**WORK TO BE COMPLETED**
Copy each line of the records that holds the string "encouraged".

***** RECORDS SHOWN

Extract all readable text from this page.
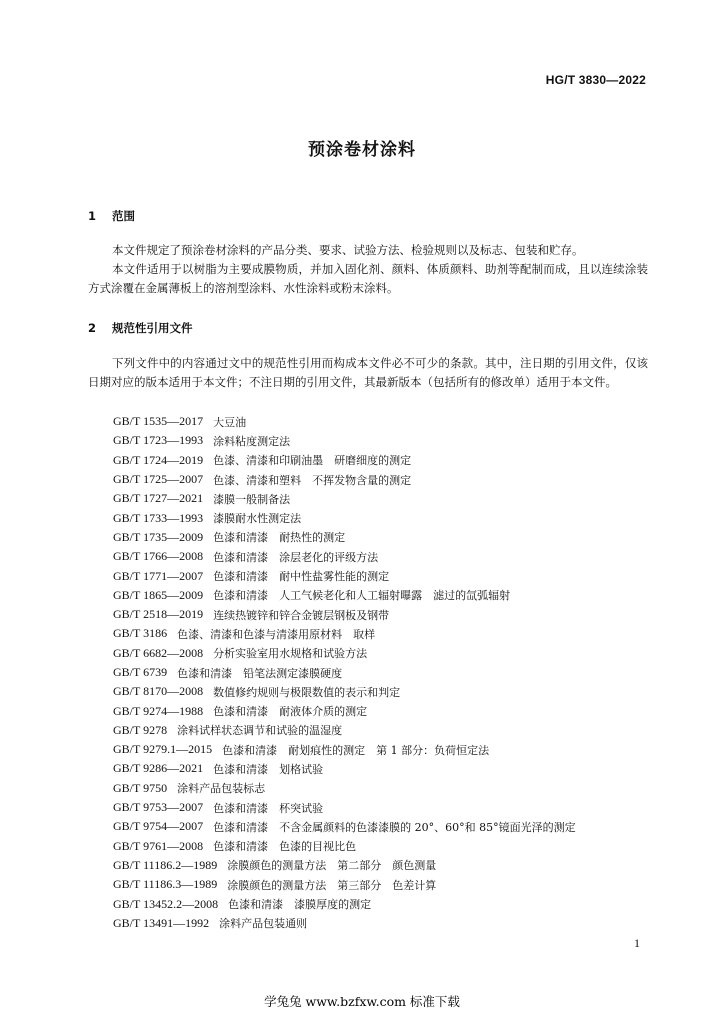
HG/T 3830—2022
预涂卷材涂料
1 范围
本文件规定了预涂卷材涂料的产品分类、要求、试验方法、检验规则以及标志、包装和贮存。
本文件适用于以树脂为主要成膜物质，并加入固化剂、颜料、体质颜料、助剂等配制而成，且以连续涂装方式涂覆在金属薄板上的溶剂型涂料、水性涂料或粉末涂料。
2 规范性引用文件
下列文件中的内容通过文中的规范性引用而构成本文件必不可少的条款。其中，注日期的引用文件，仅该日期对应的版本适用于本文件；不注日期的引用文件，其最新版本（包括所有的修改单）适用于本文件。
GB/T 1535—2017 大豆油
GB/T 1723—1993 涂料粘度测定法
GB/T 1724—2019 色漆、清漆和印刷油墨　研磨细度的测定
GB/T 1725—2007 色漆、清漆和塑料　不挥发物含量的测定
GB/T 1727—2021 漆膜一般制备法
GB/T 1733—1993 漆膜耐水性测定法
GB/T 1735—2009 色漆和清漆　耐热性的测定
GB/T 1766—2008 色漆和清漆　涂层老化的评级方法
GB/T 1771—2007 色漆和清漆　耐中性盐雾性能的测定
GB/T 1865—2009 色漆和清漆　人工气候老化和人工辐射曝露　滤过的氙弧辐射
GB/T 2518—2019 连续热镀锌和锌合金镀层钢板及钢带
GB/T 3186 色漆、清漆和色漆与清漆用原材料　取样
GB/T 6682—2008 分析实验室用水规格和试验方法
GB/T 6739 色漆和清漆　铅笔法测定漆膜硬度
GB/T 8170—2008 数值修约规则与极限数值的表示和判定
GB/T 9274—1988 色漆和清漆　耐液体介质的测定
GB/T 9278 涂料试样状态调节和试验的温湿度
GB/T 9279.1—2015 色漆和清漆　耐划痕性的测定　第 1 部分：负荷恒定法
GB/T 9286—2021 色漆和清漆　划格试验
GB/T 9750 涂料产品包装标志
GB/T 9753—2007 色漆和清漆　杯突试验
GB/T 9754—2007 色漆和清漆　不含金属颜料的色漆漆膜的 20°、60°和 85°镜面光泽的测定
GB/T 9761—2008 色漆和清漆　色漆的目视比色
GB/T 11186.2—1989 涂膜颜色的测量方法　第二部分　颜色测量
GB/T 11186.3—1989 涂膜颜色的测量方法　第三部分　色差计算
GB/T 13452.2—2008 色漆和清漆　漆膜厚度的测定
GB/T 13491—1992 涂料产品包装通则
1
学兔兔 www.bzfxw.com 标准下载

**********
***** RECORDS SHOWN

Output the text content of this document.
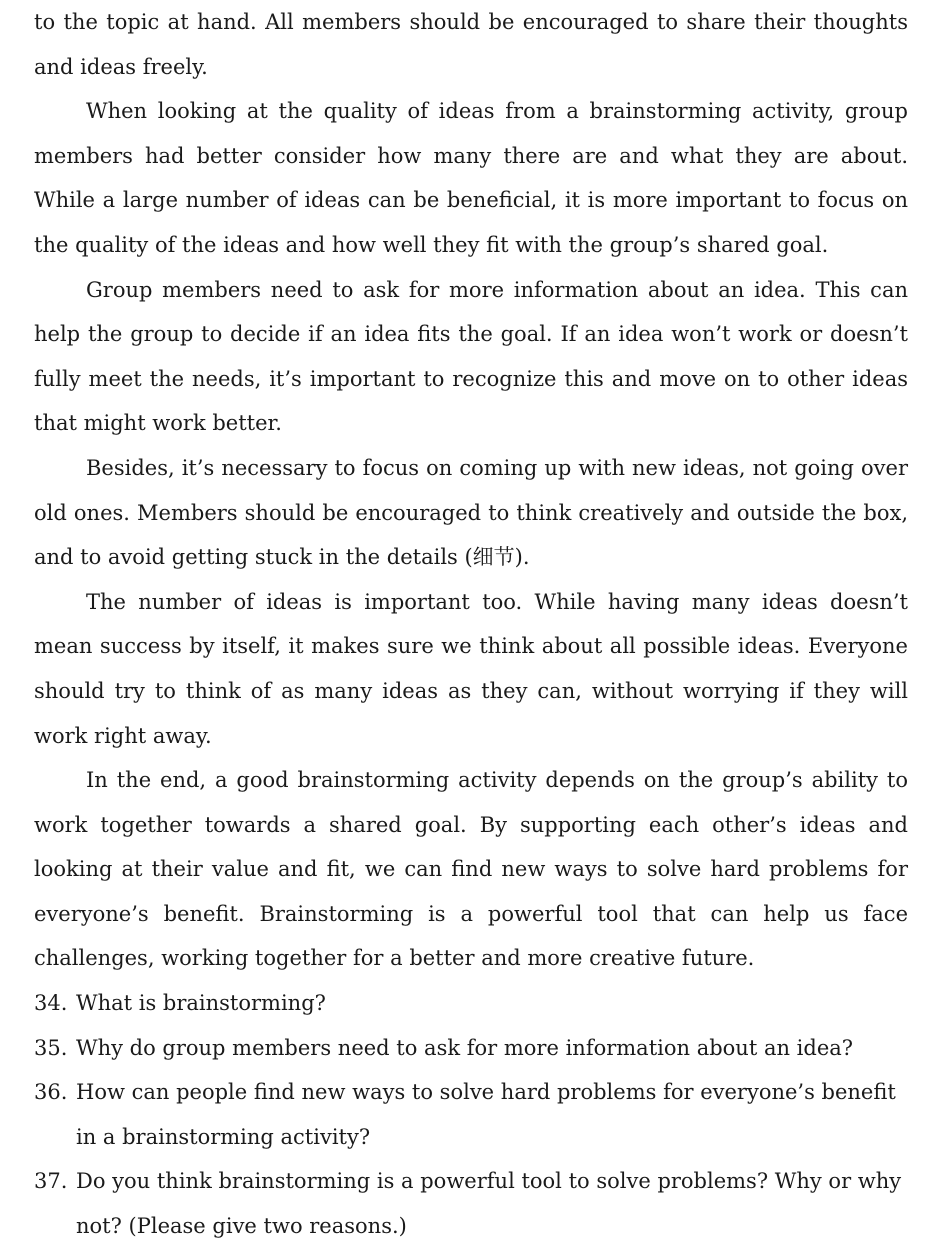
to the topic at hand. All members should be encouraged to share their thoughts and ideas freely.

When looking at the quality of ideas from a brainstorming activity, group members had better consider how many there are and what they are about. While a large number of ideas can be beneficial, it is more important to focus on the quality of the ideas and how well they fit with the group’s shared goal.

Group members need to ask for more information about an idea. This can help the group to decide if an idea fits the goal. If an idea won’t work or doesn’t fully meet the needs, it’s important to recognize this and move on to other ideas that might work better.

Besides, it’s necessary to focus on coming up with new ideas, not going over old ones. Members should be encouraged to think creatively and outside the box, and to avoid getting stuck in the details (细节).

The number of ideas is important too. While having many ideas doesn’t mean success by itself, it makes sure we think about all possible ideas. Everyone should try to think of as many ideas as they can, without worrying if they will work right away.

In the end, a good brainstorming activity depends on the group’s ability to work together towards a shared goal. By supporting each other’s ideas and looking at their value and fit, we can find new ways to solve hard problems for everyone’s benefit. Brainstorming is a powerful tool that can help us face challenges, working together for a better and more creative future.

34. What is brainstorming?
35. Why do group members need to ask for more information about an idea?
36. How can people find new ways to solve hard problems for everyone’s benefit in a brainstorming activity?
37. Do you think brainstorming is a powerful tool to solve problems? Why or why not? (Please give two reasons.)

**********

**RESPONSE**
to the topic at hand. All members should be encouraged to share their thoughts and ideas freely.
Besides, it’s necessary to focus on coming up with new ideas, not going over old ones. Members should be encouraged to think creatively and outside the box, and to avoid getting stuck in the details (细节).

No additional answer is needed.